Given task. Write out the listing below again, precisely as it is given.

>>

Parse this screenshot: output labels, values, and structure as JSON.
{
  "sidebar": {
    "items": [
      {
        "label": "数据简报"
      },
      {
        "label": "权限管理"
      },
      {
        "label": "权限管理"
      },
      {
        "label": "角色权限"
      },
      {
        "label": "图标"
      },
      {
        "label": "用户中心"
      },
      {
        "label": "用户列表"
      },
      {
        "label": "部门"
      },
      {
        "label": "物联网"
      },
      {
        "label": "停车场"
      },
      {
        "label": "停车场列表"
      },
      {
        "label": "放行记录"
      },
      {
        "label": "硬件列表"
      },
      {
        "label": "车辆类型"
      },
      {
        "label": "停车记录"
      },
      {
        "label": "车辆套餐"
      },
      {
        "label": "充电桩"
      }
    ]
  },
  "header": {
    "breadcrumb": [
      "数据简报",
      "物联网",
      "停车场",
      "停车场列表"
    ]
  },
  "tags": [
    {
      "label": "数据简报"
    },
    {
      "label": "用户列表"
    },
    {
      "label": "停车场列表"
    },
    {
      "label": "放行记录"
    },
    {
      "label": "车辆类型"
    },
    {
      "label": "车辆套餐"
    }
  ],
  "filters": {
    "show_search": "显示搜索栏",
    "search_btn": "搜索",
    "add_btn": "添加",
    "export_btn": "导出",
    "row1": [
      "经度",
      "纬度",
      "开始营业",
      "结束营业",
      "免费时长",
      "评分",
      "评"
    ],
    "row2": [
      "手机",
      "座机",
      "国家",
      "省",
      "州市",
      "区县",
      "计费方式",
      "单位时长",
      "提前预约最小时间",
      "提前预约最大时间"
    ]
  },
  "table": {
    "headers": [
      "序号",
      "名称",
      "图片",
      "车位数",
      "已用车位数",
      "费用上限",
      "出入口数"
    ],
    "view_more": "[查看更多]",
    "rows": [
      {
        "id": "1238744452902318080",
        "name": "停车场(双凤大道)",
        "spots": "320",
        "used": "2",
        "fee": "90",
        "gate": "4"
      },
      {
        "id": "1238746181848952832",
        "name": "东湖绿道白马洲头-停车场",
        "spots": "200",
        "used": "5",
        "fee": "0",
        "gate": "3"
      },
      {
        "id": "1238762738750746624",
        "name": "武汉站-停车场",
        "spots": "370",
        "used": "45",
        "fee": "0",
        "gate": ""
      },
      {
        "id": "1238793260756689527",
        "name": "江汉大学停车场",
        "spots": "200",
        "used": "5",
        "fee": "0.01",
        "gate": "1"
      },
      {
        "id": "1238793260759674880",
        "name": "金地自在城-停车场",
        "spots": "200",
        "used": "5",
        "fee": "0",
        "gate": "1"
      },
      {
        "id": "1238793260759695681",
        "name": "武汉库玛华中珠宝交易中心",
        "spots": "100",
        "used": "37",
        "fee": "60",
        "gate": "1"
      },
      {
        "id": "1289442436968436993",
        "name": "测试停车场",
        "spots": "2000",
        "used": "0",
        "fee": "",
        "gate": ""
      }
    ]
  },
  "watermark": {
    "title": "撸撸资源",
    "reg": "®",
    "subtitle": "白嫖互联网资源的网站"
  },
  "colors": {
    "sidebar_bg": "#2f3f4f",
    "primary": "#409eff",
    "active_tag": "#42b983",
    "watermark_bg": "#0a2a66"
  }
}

<<

Answer to the exercise.
Parse this screenshot: output labels, values, and structure as JSON.
{
  "sidebar": {
    "items": [
      {
        "label": "数据简报"
      },
      {
        "label": "权限管理"
      },
      {
        "label": "权限管理"
      },
      {
        "label": "角色权限"
      },
      {
        "label": "图标"
      },
      {
        "label": "用户中心"
      },
      {
        "label": "用户列表"
      },
      {
        "label": "部门"
      },
      {
        "label": "物联网"
      },
      {
        "label": "停车场"
      },
      {
        "label": "停车场列表"
      },
      {
        "label": "放行记录"
      },
      {
        "label": "硬件列表"
      },
      {
        "label": "车辆类型"
      },
      {
        "label": "停车记录"
      },
      {
        "label": "车辆套餐"
      },
      {
        "label": "充电桩"
      }
    ]
  },
  "header": {
    "breadcrumb": [
      "数据简报",
      "物联网",
      "停车场",
      "停车场列表"
    ]
  },
  "tags": [
    {
      "label": "数据简报"
    },
    {
      "label": "用户列表"
    },
    {
      "label": "停车场列表"
    },
    {
      "label": "放行记录"
    },
    {
      "label": "车辆类型"
    },
    {
      "label": "车辆套餐"
    }
  ],
  "filters": {
    "show_search": "显示搜索栏",
    "search_btn": "搜索",
    "add_btn": "添加",
    "export_btn": "导出",
    "row1": [
      "经度",
      "纬度",
      "开始营业",
      "结束营业",
      "免费时长",
      "评分",
      "评"
    ],
    "row2": [
      "手机",
      "座机",
      "国家",
      "省",
      "州市",
      "区县",
      "计费方式",
      "单位时长",
      "提前预约最小时间",
      "提前预约最大时间"
    ]
  },
  "table": {
    "headers": [
      "序号",
      "名称",
      "图片",
      "车位数",
      "已用车位数",
      "费用上限",
      "出入口数"
    ],
    "view_more": "[查看更多]",
    "rows": [
      {
        "id": "1238744452902318080",
        "name": "停车场(双凤大道)",
        "spots": "320",
        "used": "2",
        "fee": "90",
        "gate": "4"
      },
      {
        "id": "1238746181848952832",
        "name": "东湖绿道白马洲头-停车场",
        "spots": "200",
        "used": "5",
        "fee": "0",
        "gate": "3"
      },
      {
        "id": "1238762738750746624",
        "name": "武汉站-停车场",
        "spots": "370",
        "used": "45",
        "fee": "0",
        "gate": ""
      },
      {
        "id": "1238793260756689527",
        "name": "江汉大学停车场",
        "spots": "200",
        "used": "5",
        "fee": "0.01",
        "gate": "1"
      },
      {
        "id": "1238793260759674880",
        "name": "金地自在城-停车场",
        "spots": "200",
        "used": "5",
        "fee": "0",
        "gate": "1"
      },
      {
        "id": "1238793260759695681",
        "name": "武汉库玛华中珠宝交易中心",
        "spots": "100",
        "used": "37",
        "fee": "60",
        "gate": "1"
      },
      {
        "id": "1289442436968436993",
        "name": "测试停车场",
        "spots": "2000",
        "used": "0",
        "fee": "",
        "gate": ""
      }
    ]
  },
  "watermark": {
    "title": "撸撸资源",
    "reg": "®",
    "subtitle": "白嫖互联网资源的网站"
  },
  "colors": {
    "sidebar_bg": "#2f3f4f",
    "primary": "#409eff",
    "active_tag": "#42b983",
    "watermark_bg": "#0a2a66"
  }
}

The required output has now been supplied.